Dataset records
★ ★ ★ ★ ★ ★ ★

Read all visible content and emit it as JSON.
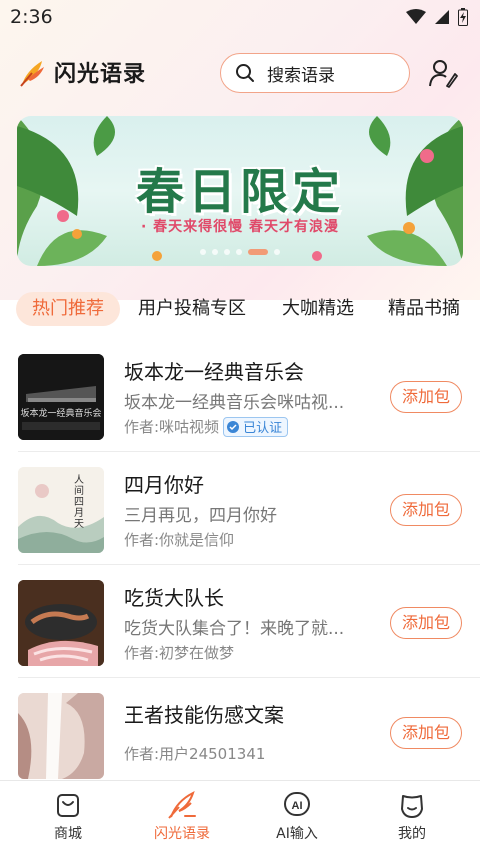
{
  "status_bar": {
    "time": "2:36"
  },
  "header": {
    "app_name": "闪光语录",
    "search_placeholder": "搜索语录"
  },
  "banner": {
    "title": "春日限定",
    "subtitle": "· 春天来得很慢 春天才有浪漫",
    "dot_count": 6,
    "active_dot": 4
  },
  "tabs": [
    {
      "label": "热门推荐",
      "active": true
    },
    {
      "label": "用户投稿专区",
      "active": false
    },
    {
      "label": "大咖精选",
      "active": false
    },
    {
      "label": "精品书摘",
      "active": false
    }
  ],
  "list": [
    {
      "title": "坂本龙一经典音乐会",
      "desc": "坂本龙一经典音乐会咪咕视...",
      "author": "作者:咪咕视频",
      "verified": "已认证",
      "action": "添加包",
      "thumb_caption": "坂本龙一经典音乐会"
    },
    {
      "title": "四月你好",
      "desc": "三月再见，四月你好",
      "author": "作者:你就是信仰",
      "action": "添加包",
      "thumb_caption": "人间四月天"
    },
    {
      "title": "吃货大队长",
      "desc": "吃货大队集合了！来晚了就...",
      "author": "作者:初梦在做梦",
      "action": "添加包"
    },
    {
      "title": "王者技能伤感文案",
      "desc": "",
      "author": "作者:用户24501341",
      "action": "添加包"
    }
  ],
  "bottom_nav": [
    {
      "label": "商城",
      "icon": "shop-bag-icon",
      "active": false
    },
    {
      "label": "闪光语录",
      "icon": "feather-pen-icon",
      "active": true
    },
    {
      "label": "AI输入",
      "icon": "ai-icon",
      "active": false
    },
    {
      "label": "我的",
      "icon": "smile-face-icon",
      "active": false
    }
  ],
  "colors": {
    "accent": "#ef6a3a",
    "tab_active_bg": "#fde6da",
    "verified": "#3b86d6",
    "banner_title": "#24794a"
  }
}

★ ★ ★ ★ ★ ★ ★

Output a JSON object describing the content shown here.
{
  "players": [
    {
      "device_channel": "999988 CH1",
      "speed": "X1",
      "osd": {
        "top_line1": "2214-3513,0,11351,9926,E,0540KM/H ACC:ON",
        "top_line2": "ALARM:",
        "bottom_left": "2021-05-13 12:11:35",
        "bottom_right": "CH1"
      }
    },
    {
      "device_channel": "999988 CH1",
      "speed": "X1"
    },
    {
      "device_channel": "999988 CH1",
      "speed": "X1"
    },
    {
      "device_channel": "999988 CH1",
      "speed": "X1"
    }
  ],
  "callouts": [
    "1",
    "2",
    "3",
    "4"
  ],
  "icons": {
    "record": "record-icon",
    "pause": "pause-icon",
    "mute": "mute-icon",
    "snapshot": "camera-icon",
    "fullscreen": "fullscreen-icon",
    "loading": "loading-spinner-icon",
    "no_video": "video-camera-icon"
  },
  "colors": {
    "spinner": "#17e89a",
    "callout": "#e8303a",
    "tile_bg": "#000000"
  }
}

★ ★ ★ ★ ★ ★ ★

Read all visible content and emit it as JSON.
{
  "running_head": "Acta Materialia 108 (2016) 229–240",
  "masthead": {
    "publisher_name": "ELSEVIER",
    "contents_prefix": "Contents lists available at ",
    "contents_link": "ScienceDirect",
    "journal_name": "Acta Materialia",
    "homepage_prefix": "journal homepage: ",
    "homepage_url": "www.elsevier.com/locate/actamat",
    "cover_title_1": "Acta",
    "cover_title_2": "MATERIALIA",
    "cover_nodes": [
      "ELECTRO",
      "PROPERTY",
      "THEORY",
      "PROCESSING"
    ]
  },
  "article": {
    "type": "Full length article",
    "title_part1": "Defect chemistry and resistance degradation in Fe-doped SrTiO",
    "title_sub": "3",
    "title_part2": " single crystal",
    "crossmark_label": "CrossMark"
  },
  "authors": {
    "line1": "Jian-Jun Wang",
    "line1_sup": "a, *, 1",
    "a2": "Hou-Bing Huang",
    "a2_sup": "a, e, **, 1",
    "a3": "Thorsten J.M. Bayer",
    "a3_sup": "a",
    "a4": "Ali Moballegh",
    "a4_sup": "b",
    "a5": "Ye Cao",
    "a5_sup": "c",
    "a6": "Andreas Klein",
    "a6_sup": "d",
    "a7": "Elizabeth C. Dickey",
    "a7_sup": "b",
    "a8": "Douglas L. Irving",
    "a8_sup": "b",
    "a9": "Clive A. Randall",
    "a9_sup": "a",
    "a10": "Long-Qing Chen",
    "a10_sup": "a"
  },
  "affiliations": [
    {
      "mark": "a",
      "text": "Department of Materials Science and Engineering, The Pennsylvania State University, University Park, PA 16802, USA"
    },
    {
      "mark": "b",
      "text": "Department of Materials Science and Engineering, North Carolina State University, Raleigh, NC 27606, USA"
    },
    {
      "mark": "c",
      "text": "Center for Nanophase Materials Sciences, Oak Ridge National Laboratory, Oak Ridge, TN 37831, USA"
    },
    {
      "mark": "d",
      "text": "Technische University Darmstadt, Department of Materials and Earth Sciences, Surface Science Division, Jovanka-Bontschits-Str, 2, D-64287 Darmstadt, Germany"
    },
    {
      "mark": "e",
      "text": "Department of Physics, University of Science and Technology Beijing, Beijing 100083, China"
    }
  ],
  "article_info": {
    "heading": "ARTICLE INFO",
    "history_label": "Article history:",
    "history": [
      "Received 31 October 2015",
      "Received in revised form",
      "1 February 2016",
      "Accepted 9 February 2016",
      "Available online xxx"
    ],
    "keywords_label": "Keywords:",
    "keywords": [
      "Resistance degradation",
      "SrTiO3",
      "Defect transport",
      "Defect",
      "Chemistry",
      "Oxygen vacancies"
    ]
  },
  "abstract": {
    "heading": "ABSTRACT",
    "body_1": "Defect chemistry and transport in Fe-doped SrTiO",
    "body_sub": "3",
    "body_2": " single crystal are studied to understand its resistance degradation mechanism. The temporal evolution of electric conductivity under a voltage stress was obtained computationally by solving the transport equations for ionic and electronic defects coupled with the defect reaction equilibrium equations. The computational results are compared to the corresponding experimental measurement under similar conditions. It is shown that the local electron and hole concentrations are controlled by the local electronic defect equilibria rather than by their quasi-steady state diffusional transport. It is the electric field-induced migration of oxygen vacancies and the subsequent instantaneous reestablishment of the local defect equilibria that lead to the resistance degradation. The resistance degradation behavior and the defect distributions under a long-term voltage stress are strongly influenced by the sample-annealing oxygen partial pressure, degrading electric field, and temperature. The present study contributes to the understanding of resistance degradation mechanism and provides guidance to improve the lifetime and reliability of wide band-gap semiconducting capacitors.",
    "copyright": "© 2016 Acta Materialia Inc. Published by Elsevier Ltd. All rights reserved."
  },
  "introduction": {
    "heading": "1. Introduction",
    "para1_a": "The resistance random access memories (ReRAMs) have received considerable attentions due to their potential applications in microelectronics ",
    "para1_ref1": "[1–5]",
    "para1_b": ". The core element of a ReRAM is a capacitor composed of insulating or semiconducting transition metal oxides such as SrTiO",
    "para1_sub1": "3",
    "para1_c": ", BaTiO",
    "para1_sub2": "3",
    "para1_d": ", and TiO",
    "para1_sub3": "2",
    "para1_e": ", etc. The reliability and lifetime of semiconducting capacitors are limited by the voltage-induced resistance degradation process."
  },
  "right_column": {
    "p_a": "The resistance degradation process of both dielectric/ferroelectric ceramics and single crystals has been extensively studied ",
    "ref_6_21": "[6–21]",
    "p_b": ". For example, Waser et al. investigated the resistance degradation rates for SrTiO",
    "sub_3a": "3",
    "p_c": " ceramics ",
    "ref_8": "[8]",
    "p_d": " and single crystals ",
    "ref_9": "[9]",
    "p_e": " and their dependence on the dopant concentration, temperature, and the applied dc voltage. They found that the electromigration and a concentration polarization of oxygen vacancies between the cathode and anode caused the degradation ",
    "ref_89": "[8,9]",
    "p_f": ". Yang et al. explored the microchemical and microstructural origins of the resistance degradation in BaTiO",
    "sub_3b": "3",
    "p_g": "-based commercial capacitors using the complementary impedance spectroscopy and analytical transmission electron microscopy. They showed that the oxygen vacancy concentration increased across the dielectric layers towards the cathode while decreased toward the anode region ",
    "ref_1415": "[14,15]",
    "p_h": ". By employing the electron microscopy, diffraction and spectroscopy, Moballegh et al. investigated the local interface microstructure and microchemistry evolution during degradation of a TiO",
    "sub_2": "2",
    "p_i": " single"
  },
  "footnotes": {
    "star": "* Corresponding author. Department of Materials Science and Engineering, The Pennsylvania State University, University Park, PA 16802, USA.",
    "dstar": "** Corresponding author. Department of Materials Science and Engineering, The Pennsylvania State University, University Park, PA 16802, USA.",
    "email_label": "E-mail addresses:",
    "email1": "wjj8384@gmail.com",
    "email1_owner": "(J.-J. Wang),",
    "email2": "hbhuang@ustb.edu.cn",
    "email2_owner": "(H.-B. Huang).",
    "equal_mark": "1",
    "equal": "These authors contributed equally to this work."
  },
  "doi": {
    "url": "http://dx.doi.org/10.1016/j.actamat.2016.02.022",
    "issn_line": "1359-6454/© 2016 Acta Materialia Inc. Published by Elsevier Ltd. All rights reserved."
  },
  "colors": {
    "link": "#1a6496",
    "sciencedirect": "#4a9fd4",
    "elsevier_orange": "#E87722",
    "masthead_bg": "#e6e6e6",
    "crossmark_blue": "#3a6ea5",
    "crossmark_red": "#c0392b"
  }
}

★ ★ ★ ★ ★ ★ ★

Write the number of lines containing the word "ceramics" and nothing besides it.

2